ENTRIES:
· · · · · · ·

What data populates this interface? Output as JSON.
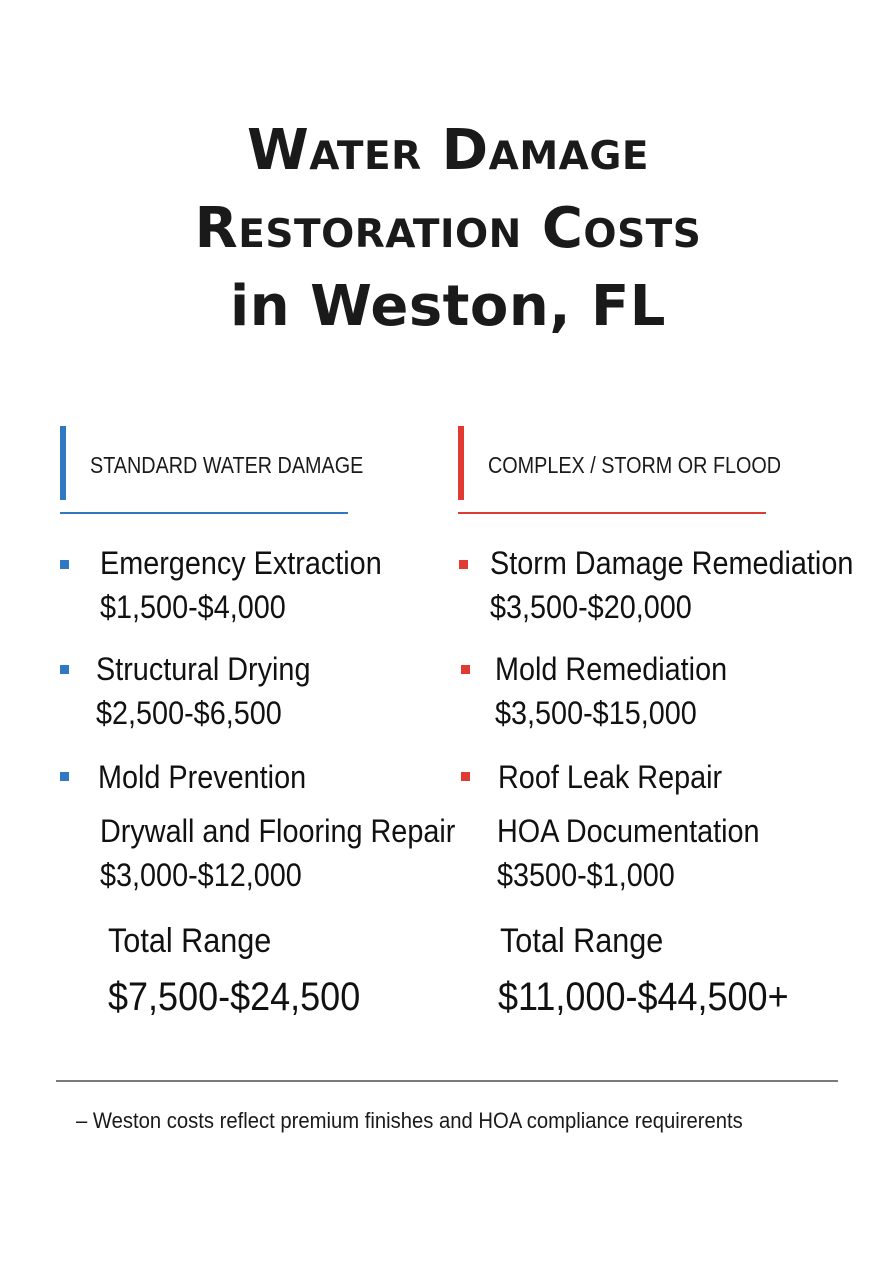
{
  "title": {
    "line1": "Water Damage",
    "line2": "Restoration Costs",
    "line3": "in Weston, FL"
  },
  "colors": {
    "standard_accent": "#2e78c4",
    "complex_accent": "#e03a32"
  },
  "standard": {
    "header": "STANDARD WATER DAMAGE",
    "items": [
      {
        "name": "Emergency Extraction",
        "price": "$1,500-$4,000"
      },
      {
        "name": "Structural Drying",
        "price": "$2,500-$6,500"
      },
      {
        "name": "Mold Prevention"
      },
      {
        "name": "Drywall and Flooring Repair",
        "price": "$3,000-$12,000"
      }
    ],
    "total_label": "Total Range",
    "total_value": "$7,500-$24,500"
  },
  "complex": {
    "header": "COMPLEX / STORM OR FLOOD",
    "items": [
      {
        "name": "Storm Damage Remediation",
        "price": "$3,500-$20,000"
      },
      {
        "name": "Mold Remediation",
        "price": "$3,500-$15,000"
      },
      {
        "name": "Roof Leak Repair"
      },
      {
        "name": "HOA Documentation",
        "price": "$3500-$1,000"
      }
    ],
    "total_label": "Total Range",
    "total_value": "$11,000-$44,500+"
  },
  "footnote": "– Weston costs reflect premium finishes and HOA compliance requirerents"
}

· · · · · · ·

WHAT IS REQUIRED:
Retype the records exactly. Any image in them should not appear in what you write.

WORKED ANSWER:
What data populates this interface? Output as JSON.
{
  "title": {
    "line1": "Water Damage",
    "line2": "Restoration Costs",
    "line3": "in Weston, FL"
  },
  "colors": {
    "standard_accent": "#2e78c4",
    "complex_accent": "#e03a32"
  },
  "standard": {
    "header": "STANDARD WATER DAMAGE",
    "items": [
      {
        "name": "Emergency Extraction",
        "price": "$1,500-$4,000"
      },
      {
        "name": "Structural Drying",
        "price": "$2,500-$6,500"
      },
      {
        "name": "Mold Prevention"
      },
      {
        "name": "Drywall and Flooring Repair",
        "price": "$3,000-$12,000"
      }
    ],
    "total_label": "Total Range",
    "total_value": "$7,500-$24,500"
  },
  "complex": {
    "header": "COMPLEX / STORM OR FLOOD",
    "items": [
      {
        "name": "Storm Damage Remediation",
        "price": "$3,500-$20,000"
      },
      {
        "name": "Mold Remediation",
        "price": "$3,500-$15,000"
      },
      {
        "name": "Roof Leak Repair"
      },
      {
        "name": "HOA Documentation",
        "price": "$3500-$1,000"
      }
    ],
    "total_label": "Total Range",
    "total_value": "$11,000-$44,500+"
  },
  "footnote": "– Weston costs reflect premium finishes and HOA compliance requirerents"
}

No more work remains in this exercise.